EXERCISE REQUIREMENTS: Make an exact copy of the listing below.

SOURCE DATA:

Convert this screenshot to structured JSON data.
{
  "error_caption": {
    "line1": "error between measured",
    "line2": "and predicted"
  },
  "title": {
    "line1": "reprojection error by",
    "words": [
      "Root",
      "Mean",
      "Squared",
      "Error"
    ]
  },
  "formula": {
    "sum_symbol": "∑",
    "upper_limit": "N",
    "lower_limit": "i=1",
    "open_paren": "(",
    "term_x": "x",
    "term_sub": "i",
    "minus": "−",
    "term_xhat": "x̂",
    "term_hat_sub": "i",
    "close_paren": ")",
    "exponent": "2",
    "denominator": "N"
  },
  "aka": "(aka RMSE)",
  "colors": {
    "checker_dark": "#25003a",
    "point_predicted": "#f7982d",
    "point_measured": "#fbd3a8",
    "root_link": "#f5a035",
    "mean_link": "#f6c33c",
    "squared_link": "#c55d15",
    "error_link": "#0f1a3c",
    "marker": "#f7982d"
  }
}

EXERCISE RESULT:
Convert this screenshot to structured JSON data.
{
  "error_caption": {
    "line1": "error between measured",
    "line2": "and predicted"
  },
  "title": {
    "line1": "reprojection error by",
    "words": [
      "Root",
      "Mean",
      "Squared",
      "Error"
    ]
  },
  "formula": {
    "sum_symbol": "∑",
    "upper_limit": "N",
    "lower_limit": "i=1",
    "open_paren": "(",
    "term_x": "x",
    "term_sub": "i",
    "minus": "−",
    "term_xhat": "x̂",
    "term_hat_sub": "i",
    "close_paren": ")",
    "exponent": "2",
    "denominator": "N"
  },
  "aka": "(aka RMSE)",
  "colors": {
    "checker_dark": "#25003a",
    "point_predicted": "#f7982d",
    "point_measured": "#fbd3a8",
    "root_link": "#f5a035",
    "mean_link": "#f6c33c",
    "squared_link": "#c55d15",
    "error_link": "#0f1a3c",
    "marker": "#f7982d"
  }
}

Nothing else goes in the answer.